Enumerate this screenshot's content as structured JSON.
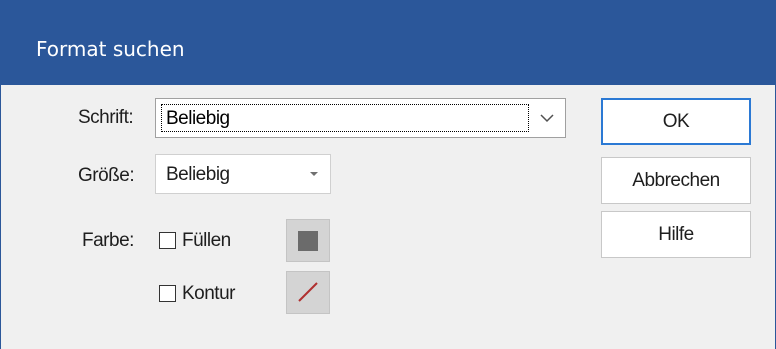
{
  "window": {
    "title": "Format suchen"
  },
  "form": {
    "font_label": "Schrift:",
    "font_value": "Beliebig",
    "size_label": "Größe:",
    "size_value": "Beliebig",
    "color_label": "Farbe:",
    "fill_checkbox_label": "Füllen",
    "fill_checked": false,
    "outline_checkbox_label": "Kontur",
    "outline_checked": false,
    "fill_swatch_color": "#6b6b6b",
    "outline_swatch": "none-slash",
    "slash_color": "#b03030"
  },
  "buttons": {
    "ok": "OK",
    "cancel": "Abbrechen",
    "help": "Hilfe"
  },
  "colors": {
    "titlebar": "#2b579a",
    "dialog_bg": "#f0f0f0",
    "default_button_border": "#2b79d4"
  }
}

----

**Directive**
Set down the lines of the records above exactly, apart from the pictures.

**Expected output**
Enumerate this screenshot's content as structured JSON.
{
  "window": {
    "title": "Format suchen"
  },
  "form": {
    "font_label": "Schrift:",
    "font_value": "Beliebig",
    "size_label": "Größe:",
    "size_value": "Beliebig",
    "color_label": "Farbe:",
    "fill_checkbox_label": "Füllen",
    "fill_checked": false,
    "outline_checkbox_label": "Kontur",
    "outline_checked": false,
    "fill_swatch_color": "#6b6b6b",
    "outline_swatch": "none-slash",
    "slash_color": "#b03030"
  },
  "buttons": {
    "ok": "OK",
    "cancel": "Abbrechen",
    "help": "Hilfe"
  },
  "colors": {
    "titlebar": "#2b579a",
    "dialog_bg": "#f0f0f0",
    "default_button_border": "#2b79d4"
  }
}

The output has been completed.